----- Textauszug -----
Aber jetzt erstmal zurück zu meiner Erleuchtungserfahrung und unseren Ausflugsplänen: Als mein Freund Stefan mich mit seinem gepackten Auto abholte, ging es mir mal wieder so schlecht, dass ich eigentlich hätte absagen müssen. Aber das brachte ich einfach nicht übers Herz. Ich hoffte, dass die Schmerzen sich doch noch rechtzeitig auflösen würden. So lief es manchmal, wenn mir etwas wirklich wichtig war. Aber diesmal klappte das nicht und als wir an unserem Platz ankamen, fühlte ich mich schrecklich elend.

 

Wahrscheinlich weil es mir so schlecht ging, wirkte dieser Ort dann auch ganz anders als ich ihn in Erinnerung hatte. Vielleicht einen Kilometer entfernt konnte ich eine Reihe Häuser sehen. Na super: Sobald unser Lagerfeuer im Dunkeln leuchten würde, würden die Leute dort uns sehen und doch bestimmt irgendwas dagegen haben, dass wir hier waren. Und dann war da auch noch ein Angler. Er meinte, dass dieser Platz seinem Angelverein gehörte. Wenn wir hier zelten wollten, wäre das ihm persönlich zwar egal, aber später würde uns garantiert irgendwer wegschicken. Da war ich fast erleichtert, dass wir alles abblasen könnten, ohne dass ich die Spielverderberin sein müsste. Aber Stefan dachte gar nicht daran. Er raunte mir zu, ich sollte einfach mal kurz abwarten, dann würde der Typ verschwinden und wir könnten es uns hier gemütlich machen. Ich hatte keine Kraft zu widersprechen. Also schlurfte ich los, um Holz für unser Feuer zu sammeln. Ich war froh, dass ich so noch ein bisschen für mich sein konnte und ich versuchte verzweifelt, mich irgendwie so zu beruhigen, dass meine Schmerzen sich entspannten. Aber nichts half.

 

Kurz darauf fuhr der Angler weg, bald stand unser Zelt, Stefans Angeln hingen im Fluss und er türmte ein Lagerfeuer auf. Ich saß unruhig neben ihm auf meiner Isomatte und fühlte mich so, so schlecht. Ich war verzweifelt: Mit so schlimmen Schmerzen würde ich niemals diesen Abend durchstehen. Aber aufgeben wollte ich irgendwie auch nicht. Ich war mir sicher, dass es doch eigentlich sehr schön werden konnte. Und vor allen Dingen: Wenn ich das Ganze jetzt abbrechen würde, würde ich nie wieder sowas mit Stefan planen – ich spürte, wenn ich jetzt nach Hause fahren würde, wäre einfach alles verloren. Das wäre eine neue Stufe meines Lebens mit diesen furchtbaren Schmerzen, die ich nicht mehr ertragen könnte. Dann wäre einfach alles aus.

 

Noch eine Weile versuchte ich, irgendwie ins Gleichgewicht zu finden. Und dann – gab ich auf. Ich weiß noch, ich saß da, Stefan brachte das Feuer in Gang, und ich ließ mich nach hinten auf meine Isomatte sinken. Dann holte ich Luft, um Stefan zu beichten, wie schlecht es mir in Wahrheit ging und dass wir leider, leider alles wieder einpacken und nach Hause fahren müssten. Ich wollte ihm das gerade sagen – als die Erleuchtung kam.
-----
Aufgabe 1 —
Nenne alle Gegenstände, die die beiden laut dem Textauszug über den Zeltausflug zu ihrem Platz mitgebracht haben.
Aufgabe 2 —
Gib den Textauszug über den Zeltausflug von „Noch eine Weile“ bis „die Erleuchtung kam.“ wortgetreu wieder.
Aufgabe 3 —
Schreibe den Textauszug über den Zeltausflug ab seinem letzten Satz weiter.
----- Bereitgestellte Daten -----
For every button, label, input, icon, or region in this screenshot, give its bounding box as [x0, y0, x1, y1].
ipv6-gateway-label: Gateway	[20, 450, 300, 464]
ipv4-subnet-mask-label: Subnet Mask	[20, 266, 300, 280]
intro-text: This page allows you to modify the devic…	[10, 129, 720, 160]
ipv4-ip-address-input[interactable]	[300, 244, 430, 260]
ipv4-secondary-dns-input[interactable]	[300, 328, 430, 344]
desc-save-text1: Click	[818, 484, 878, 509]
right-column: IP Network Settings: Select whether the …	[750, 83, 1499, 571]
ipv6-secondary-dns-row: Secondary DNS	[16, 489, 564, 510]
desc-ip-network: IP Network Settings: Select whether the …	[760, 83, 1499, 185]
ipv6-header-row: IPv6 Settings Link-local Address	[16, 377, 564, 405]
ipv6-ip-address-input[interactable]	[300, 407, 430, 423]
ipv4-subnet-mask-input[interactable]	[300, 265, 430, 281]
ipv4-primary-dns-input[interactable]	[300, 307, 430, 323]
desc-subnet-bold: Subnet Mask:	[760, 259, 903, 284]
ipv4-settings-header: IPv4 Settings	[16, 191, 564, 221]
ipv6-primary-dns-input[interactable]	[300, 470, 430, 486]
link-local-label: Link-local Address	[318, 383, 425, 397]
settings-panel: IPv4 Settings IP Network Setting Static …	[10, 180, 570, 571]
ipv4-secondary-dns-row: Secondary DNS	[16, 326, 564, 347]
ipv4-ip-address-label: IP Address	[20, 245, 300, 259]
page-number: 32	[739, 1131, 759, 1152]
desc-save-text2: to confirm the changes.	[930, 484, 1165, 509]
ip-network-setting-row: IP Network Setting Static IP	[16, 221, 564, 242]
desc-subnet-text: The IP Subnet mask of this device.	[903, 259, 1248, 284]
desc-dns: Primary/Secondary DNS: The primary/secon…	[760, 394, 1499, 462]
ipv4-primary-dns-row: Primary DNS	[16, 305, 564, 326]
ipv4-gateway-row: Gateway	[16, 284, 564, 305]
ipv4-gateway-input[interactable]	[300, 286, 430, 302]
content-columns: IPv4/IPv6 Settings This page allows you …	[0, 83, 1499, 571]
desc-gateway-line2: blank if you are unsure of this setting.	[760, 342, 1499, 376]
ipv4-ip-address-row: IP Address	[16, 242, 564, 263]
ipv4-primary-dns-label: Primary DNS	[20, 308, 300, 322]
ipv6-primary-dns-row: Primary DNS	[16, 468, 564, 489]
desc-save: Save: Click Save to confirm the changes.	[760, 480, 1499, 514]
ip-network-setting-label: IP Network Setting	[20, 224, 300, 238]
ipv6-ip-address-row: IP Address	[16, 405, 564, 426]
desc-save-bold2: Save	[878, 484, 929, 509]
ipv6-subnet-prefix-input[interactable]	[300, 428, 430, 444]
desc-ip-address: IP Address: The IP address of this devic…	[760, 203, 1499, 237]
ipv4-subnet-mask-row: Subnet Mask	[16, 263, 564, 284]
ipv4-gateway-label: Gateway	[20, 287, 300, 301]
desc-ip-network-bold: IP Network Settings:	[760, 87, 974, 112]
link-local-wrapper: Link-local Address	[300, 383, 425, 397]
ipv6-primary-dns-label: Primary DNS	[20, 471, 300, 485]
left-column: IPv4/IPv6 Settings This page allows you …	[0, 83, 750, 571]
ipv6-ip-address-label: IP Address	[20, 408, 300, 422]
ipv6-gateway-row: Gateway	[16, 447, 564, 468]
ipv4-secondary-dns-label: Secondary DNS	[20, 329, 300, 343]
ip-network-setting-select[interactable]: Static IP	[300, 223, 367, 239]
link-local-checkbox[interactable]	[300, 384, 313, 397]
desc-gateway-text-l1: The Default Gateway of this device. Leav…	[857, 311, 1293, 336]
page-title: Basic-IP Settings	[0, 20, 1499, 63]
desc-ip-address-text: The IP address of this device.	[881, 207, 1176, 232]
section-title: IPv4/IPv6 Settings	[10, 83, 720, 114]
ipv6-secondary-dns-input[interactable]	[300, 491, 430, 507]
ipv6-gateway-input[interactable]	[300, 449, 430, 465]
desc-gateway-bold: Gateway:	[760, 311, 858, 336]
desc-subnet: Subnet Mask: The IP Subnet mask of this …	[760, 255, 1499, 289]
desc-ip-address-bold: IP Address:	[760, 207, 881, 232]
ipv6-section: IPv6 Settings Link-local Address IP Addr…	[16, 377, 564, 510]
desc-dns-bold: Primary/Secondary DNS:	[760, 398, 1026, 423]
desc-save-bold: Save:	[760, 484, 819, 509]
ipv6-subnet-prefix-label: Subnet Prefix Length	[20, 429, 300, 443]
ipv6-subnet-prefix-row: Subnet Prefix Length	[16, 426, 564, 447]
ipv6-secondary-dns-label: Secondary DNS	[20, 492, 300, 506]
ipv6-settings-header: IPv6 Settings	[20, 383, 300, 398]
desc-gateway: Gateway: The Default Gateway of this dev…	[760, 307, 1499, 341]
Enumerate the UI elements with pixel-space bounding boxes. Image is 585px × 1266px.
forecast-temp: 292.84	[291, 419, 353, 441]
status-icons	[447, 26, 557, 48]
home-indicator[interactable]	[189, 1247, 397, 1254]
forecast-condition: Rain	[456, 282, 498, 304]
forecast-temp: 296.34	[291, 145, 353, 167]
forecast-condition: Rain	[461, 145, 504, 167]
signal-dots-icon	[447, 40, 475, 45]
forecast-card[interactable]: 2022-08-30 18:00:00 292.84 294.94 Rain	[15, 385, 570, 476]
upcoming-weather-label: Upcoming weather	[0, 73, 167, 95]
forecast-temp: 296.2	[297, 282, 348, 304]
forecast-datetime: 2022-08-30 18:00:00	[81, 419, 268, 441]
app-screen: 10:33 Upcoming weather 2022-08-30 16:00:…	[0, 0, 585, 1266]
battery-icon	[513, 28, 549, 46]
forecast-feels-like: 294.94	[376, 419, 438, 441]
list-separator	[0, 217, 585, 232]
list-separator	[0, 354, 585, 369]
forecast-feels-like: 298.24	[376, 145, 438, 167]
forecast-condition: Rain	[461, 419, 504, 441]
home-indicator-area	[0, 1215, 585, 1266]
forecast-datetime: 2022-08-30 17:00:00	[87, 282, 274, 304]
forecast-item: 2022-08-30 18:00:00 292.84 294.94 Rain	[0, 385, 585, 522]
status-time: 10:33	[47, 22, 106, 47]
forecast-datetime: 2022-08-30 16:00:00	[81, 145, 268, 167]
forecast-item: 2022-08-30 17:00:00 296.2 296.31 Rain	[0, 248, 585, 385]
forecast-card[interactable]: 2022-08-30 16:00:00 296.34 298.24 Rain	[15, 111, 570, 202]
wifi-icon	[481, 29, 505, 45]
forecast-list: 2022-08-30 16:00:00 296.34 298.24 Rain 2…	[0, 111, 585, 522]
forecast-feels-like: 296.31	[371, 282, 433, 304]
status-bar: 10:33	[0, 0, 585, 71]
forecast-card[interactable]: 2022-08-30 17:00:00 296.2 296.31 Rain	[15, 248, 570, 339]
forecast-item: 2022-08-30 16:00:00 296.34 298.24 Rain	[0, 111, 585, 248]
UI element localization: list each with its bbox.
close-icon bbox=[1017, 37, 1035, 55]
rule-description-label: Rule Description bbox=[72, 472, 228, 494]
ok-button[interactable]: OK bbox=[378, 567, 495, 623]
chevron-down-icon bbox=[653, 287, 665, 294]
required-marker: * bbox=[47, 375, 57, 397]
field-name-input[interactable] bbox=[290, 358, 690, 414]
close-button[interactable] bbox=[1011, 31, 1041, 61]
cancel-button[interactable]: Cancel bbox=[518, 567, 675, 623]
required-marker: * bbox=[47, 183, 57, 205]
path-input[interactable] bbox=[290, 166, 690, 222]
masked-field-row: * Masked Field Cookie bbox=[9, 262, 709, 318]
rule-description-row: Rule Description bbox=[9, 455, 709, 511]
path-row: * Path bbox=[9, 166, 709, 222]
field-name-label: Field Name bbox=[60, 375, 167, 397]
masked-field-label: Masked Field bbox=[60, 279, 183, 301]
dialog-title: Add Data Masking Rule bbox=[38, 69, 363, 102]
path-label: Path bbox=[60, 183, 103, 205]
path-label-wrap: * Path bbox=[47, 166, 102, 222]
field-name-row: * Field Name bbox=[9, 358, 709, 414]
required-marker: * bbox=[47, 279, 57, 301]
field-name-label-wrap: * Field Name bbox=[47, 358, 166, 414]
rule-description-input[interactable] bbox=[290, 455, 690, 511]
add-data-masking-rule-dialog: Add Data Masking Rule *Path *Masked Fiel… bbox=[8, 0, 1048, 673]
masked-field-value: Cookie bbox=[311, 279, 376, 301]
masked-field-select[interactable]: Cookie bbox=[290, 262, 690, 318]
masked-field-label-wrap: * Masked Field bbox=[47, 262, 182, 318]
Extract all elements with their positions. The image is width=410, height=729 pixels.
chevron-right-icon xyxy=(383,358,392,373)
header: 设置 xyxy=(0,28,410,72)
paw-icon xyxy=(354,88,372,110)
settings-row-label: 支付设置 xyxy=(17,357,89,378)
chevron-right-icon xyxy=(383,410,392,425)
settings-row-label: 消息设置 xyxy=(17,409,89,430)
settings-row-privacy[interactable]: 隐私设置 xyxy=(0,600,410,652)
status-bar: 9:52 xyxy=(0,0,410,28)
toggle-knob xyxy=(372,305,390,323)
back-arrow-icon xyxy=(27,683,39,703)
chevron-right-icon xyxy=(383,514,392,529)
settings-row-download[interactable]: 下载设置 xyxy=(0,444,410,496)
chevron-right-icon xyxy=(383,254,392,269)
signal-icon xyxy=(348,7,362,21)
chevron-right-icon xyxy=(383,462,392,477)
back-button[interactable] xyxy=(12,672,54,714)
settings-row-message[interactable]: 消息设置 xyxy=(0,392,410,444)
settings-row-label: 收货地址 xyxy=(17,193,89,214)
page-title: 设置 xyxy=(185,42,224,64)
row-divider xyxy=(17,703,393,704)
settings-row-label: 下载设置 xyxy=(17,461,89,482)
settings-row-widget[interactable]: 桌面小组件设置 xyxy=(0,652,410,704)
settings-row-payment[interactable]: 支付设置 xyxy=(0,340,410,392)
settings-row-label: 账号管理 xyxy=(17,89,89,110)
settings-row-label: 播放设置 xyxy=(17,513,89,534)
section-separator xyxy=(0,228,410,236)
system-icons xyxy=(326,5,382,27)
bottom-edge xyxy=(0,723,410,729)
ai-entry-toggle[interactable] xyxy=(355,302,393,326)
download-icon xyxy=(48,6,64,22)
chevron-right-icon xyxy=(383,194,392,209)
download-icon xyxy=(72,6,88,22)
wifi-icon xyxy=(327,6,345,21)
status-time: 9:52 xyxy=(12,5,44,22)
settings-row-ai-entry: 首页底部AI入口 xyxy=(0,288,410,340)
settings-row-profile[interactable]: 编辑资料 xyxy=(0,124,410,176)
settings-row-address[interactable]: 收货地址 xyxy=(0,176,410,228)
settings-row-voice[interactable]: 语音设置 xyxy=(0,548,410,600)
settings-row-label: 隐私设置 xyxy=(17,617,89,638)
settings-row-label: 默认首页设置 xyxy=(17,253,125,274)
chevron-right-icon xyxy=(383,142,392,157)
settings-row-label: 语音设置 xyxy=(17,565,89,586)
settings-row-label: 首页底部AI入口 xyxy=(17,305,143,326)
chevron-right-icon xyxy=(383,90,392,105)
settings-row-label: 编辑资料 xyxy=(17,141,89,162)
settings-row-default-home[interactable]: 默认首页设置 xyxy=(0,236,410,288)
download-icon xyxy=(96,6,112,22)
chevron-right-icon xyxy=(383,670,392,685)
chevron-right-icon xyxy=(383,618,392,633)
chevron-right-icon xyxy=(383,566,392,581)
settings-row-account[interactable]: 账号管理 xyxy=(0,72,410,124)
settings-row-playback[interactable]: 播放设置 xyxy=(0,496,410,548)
-----
Ergebnis 1 —
- das Auto
- das Zelt
- die Angeln
- die Isomatte

Ergebnis 2 —
Noch eine Weile versuchte ich, irgendwie ins Gleichgewicht zu finden. Und dann – gab ich auf. Ich weiß noch, ich saß da, Stefan brachte das Feuer in Gang, und ich ließ mich nach hinten auf meine Isomatte sinken. Dann holte ich Luft, um Stefan zu beichten, wie schlecht es mir in Wahrheit ging und dass wir leider, leider alles wieder einpacken und nach Hause fahren müssten. Ich wollte ihm das gerade sagen – als die Erleuchtung kam.

Ergebnis 3 —
 

In dieser Bewegung nach hinten, als ich mich auf den Rücken fallen lassen wollte, öffnete sich plötzlich – ja, alles: Es war, als ob in diesem Moment der Himmel aufgerissen wurde. Als ob Wände, die gerade noch meine Welt begrenzt hatten, in sich zusammenfielen und sich auflösten. Als ob eine künstliche Kulisse einstürzte und die wirkliche Realität zum Vorschein brachte. Die Welt wurde auf einmal unendlich weit und groß.

 

Das alles passierte von jetzt auf gleich und ich bekam einen unvorstellbaren Schrecken: „Ach du Scheiße,“ stammelte ich – Stefan guckte nur kurz auf, aber ich hatte sowieso keinen Kopf für ihn – denn schon einen Moment später war ich nur noch überwältigt von einer unbeschreiblichen Schönheit, die ich plötzlich überall um mich herum in dieser grenzenlosen Welt erblickte. Und gleichzeitig erkannte ich – nicht mit meinen Augen, sondern mit meinem gesamten Sein – dass alles in der Welt ich bin. Alles hier war ich. Die ganze Landschaft hier – die Felder, der Fluss, die Bäume, der Himmel – einfach alles. Alles, was ich sah, alles, was um mich herum existierte. Das alles war ich selbst und außer mir war niemand da. Hier war nur ich.

 

In diesem Moment war ich mir sicher, dass ich gerade gestorben war. Nur so ergab noch irgendwas Sinn. Denn was ich hier wahrnahm, war die endgültige Auflösung aller Rätsel, die Antwort auf alle Fragen, die ein Mensch jemals haben könnte. Und so wie ein Krimi endet, sobald der Mörder geschnappt ist, war für mich klar, dass das hier der Abschluss meines Lebens sein musste – ja, der Abschluss meines Menschseins: Für mich war hier ohne jeden Zweifel alles erledigt, was ich jemals angestrebt haben könnte.

 

Aber dann spürte ich, dass ich nicht gestorben war. Darüber war ich weder glücklich noch unglücklich, es verwunderte mich nur noch mehr: Ich war also noch hier, in meinem Körper, in diesem Leben. Und ich war wirklich die Einzige hier – alles nur ich! Mein Herz schlug bis zum Hals und ich war so aufgeregt, dass ich sofort Stefan erzählen wollte, was ich da gerade Unglaubliches erkannte – aber im selben Moment merkte ich, wie unsinnig das war: Wieso sollte ich Stefan davon erzählen, wenn der doch auch nur ich selbst war?! Hier war nur ich und sonst niemand. Punkt. Also sagte ich nichts und bestaunte und genoss still für mich diese unfassbare Erfahrung.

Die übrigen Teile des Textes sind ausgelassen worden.